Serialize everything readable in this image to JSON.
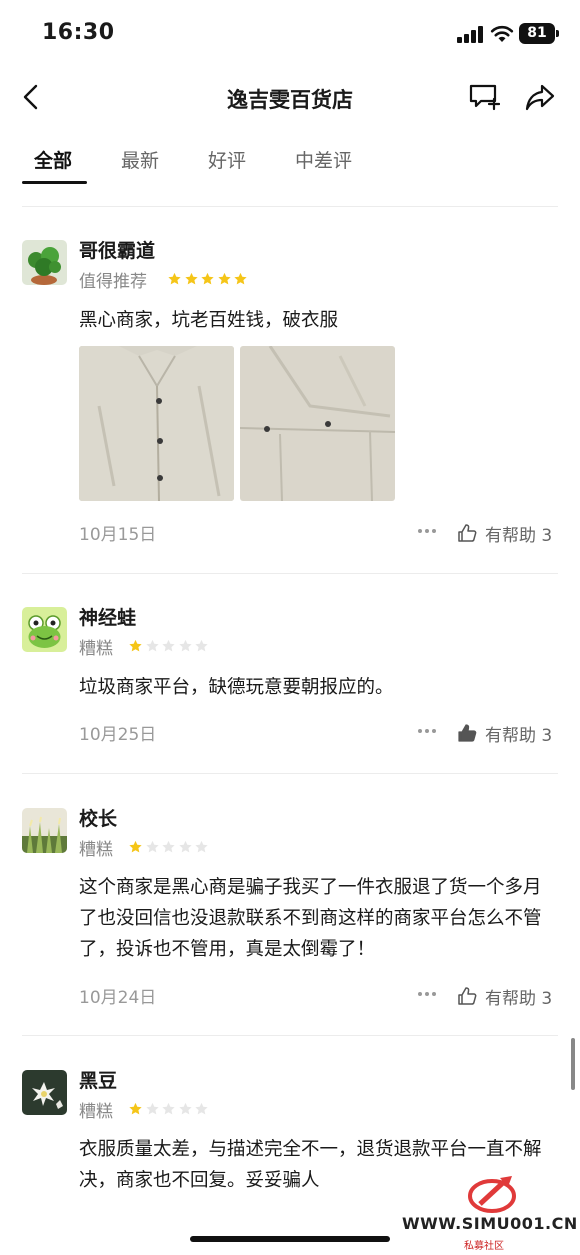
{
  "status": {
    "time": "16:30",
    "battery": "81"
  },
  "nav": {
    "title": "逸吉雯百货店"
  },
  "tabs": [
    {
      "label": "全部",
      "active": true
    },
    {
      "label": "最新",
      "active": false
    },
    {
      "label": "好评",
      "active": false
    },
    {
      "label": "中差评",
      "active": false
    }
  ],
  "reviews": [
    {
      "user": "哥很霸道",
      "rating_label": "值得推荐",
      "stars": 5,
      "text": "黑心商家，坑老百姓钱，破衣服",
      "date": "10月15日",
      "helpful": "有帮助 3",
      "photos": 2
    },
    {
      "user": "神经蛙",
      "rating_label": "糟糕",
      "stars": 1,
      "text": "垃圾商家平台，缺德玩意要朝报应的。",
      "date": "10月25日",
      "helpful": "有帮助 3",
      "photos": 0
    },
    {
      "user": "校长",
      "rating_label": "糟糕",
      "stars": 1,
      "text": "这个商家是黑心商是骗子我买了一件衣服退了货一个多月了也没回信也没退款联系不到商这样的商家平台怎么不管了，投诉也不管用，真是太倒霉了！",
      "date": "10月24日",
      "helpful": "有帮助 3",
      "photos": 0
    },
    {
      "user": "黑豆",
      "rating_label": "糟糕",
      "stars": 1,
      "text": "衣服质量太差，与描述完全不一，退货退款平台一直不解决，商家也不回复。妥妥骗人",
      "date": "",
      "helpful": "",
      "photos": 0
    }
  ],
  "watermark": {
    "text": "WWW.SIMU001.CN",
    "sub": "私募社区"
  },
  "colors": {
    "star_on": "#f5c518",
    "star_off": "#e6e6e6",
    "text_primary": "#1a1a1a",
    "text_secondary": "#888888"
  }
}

· · · · ·

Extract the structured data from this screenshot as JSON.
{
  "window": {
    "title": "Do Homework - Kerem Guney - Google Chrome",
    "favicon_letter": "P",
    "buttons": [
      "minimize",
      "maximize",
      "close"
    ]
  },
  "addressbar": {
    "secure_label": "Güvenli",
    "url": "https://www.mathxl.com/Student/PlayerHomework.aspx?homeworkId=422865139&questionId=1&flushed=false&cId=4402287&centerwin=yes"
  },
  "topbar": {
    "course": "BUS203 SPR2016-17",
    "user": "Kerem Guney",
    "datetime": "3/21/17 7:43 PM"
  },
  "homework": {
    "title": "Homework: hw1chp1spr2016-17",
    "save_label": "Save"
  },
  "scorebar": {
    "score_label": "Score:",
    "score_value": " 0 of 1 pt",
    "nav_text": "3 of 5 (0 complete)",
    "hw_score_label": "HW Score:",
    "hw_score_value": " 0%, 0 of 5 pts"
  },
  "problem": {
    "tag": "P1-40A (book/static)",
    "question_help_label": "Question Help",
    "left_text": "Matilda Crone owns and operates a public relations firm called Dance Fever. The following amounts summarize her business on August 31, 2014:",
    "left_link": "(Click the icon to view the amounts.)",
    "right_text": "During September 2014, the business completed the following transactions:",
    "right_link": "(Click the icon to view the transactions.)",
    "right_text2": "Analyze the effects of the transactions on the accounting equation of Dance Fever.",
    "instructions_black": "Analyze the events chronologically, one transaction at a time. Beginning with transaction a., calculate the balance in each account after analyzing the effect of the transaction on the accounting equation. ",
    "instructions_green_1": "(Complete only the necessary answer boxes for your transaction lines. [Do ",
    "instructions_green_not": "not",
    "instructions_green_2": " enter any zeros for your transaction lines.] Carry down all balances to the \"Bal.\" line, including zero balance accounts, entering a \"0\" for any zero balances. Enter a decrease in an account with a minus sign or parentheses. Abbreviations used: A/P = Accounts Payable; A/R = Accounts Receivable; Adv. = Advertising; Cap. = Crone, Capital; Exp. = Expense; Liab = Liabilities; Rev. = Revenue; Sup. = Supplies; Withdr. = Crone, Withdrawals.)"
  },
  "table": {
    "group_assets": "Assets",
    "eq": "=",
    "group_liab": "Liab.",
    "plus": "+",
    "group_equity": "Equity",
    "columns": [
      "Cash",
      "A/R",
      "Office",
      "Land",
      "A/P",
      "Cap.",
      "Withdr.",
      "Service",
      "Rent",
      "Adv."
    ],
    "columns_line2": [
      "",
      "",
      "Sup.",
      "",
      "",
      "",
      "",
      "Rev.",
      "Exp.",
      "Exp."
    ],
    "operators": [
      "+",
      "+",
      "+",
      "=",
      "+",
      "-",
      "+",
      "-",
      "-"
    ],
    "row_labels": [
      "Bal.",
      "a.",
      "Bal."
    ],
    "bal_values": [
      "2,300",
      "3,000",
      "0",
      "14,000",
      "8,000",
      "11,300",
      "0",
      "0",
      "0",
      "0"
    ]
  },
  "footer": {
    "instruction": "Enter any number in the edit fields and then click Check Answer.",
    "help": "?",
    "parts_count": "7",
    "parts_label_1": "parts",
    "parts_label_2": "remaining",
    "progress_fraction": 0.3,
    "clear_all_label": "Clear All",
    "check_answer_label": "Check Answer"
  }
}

· · · · ·

Set exercise: Gather and return every line that holds the string "Dance".

Full solution:
    "left_text": "Matilda Crone owns and operates a public relations firm called Dance Fever. The following amounts summarize her business on August 31, 2014:",
    "right_text2": "Analyze the effects of the transactions on the accounting equation of Dance Fever.",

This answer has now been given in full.